Brief - Reproduce the data that follows in its entirety, character for character.

Source records -
-*-

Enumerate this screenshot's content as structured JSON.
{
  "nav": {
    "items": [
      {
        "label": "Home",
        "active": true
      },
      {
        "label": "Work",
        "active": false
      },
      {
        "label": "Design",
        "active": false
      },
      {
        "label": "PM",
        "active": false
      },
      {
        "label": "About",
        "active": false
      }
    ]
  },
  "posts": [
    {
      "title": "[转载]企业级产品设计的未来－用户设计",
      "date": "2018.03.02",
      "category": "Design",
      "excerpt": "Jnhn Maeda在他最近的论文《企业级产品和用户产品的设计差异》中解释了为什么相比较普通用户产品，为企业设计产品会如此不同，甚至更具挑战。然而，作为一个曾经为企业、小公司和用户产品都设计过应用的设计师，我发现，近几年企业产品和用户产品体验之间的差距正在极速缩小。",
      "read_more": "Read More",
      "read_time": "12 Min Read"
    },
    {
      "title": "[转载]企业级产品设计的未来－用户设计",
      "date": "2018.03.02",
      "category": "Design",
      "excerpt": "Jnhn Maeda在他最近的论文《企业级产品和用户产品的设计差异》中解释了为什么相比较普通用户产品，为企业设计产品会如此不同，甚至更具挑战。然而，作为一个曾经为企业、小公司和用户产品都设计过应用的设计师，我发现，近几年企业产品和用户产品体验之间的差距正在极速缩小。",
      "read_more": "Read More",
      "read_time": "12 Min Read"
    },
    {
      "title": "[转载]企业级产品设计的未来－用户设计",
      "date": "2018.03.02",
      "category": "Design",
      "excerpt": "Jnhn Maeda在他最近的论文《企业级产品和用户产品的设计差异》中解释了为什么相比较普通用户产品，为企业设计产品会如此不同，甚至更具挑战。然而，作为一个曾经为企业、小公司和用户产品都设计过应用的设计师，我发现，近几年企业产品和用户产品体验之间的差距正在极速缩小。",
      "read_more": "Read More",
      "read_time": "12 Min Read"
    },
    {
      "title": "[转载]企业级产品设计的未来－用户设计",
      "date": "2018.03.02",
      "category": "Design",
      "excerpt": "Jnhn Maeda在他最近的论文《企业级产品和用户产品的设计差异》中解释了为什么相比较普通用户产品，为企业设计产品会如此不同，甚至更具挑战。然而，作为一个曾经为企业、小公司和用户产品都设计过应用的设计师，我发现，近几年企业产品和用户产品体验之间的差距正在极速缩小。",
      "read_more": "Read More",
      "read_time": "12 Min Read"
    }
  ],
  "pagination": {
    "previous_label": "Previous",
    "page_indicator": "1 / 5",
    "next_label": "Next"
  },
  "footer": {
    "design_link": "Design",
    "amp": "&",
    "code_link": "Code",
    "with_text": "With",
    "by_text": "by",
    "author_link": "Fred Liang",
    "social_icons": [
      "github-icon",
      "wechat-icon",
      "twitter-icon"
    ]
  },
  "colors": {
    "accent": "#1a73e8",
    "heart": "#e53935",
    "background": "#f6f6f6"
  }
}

-*-

Full solution -
Enumerate this screenshot's content as structured JSON.
{
  "nav": {
    "items": [
      {
        "label": "Home",
        "active": true
      },
      {
        "label": "Work",
        "active": false
      },
      {
        "label": "Design",
        "active": false
      },
      {
        "label": "PM",
        "active": false
      },
      {
        "label": "About",
        "active": false
      }
    ]
  },
  "posts": [
    {
      "title": "[转载]企业级产品设计的未来－用户设计",
      "date": "2018.03.02",
      "category": "Design",
      "excerpt": "Jnhn Maeda在他最近的论文《企业级产品和用户产品的设计差异》中解释了为什么相比较普通用户产品，为企业设计产品会如此不同，甚至更具挑战。然而，作为一个曾经为企业、小公司和用户产品都设计过应用的设计师，我发现，近几年企业产品和用户产品体验之间的差距正在极速缩小。",
      "read_more": "Read More",
      "read_time": "12 Min Read"
    },
    {
      "title": "[转载]企业级产品设计的未来－用户设计",
      "date": "2018.03.02",
      "category": "Design",
      "excerpt": "Jnhn Maeda在他最近的论文《企业级产品和用户产品的设计差异》中解释了为什么相比较普通用户产品，为企业设计产品会如此不同，甚至更具挑战。然而，作为一个曾经为企业、小公司和用户产品都设计过应用的设计师，我发现，近几年企业产品和用户产品体验之间的差距正在极速缩小。",
      "read_more": "Read More",
      "read_time": "12 Min Read"
    },
    {
      "title": "[转载]企业级产品设计的未来－用户设计",
      "date": "2018.03.02",
      "category": "Design",
      "excerpt": "Jnhn Maeda在他最近的论文《企业级产品和用户产品的设计差异》中解释了为什么相比较普通用户产品，为企业设计产品会如此不同，甚至更具挑战。然而，作为一个曾经为企业、小公司和用户产品都设计过应用的设计师，我发现，近几年企业产品和用户产品体验之间的差距正在极速缩小。",
      "read_more": "Read More",
      "read_time": "12 Min Read"
    },
    {
      "title": "[转载]企业级产品设计的未来－用户设计",
      "date": "2018.03.02",
      "category": "Design",
      "excerpt": "Jnhn Maeda在他最近的论文《企业级产品和用户产品的设计差异》中解释了为什么相比较普通用户产品，为企业设计产品会如此不同，甚至更具挑战。然而，作为一个曾经为企业、小公司和用户产品都设计过应用的设计师，我发现，近几年企业产品和用户产品体验之间的差距正在极速缩小。",
      "read_more": "Read More",
      "read_time": "12 Min Read"
    }
  ],
  "pagination": {
    "previous_label": "Previous",
    "page_indicator": "1 / 5",
    "next_label": "Next"
  },
  "footer": {
    "design_link": "Design",
    "amp": "&",
    "code_link": "Code",
    "with_text": "With",
    "by_text": "by",
    "author_link": "Fred Liang",
    "social_icons": [
      "github-icon",
      "wechat-icon",
      "twitter-icon"
    ]
  },
  "colors": {
    "accent": "#1a73e8",
    "heart": "#e53935",
    "background": "#f6f6f6"
  }
}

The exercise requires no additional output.